What you should do: Take the data below and repeat it exactly.

* BEGIN Provided records *

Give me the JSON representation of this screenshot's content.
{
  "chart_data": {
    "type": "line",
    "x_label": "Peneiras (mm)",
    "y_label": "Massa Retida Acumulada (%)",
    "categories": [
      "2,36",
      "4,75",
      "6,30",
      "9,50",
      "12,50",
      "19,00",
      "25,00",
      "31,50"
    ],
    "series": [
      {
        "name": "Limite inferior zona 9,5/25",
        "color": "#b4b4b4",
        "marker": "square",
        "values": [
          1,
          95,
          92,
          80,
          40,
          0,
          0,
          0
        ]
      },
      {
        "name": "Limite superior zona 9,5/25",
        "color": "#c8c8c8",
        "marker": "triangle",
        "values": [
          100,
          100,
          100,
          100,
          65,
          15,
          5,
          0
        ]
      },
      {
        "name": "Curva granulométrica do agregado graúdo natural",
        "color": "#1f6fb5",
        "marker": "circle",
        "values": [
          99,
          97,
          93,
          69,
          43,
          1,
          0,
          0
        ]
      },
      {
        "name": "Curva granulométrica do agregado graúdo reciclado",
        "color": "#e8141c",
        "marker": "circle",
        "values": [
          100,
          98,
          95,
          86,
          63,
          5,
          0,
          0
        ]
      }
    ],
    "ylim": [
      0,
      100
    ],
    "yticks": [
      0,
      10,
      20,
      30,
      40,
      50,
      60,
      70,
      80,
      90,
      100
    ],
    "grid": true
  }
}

* END Provided records *

Written reply:
Give me the JSON representation of this screenshot's content.
{
  "chart_data": {
    "type": "line",
    "x_label": "Peneiras (mm)",
    "y_label": "Massa Retida Acumulada (%)",
    "categories": [
      "2,36",
      "4,75",
      "6,30",
      "9,50",
      "12,50",
      "19,00",
      "25,00",
      "31,50"
    ],
    "series": [
      {
        "name": "Limite inferior zona 9,5/25",
        "color": "#b4b4b4",
        "marker": "square",
        "values": [
          1,
          95,
          92,
          80,
          40,
          0,
          0,
          0
        ]
      },
      {
        "name": "Limite superior zona 9,5/25",
        "color": "#c8c8c8",
        "marker": "triangle",
        "values": [
          100,
          100,
          100,
          100,
          65,
          15,
          5,
          0
        ]
      },
      {
        "name": "Curva granulométrica do agregado graúdo natural",
        "color": "#1f6fb5",
        "marker": "circle",
        "values": [
          99,
          97,
          93,
          69,
          43,
          1,
          0,
          0
        ]
      },
      {
        "name": "Curva granulométrica do agregado graúdo reciclado",
        "color": "#e8141c",
        "marker": "circle",
        "values": [
          100,
          98,
          95,
          86,
          63,
          5,
          0,
          0
        ]
      }
    ],
    "ylim": [
      0,
      100
    ],
    "yticks": [
      0,
      10,
      20,
      30,
      40,
      50,
      60,
      70,
      80,
      90,
      100
    ],
    "grid": true
  }
}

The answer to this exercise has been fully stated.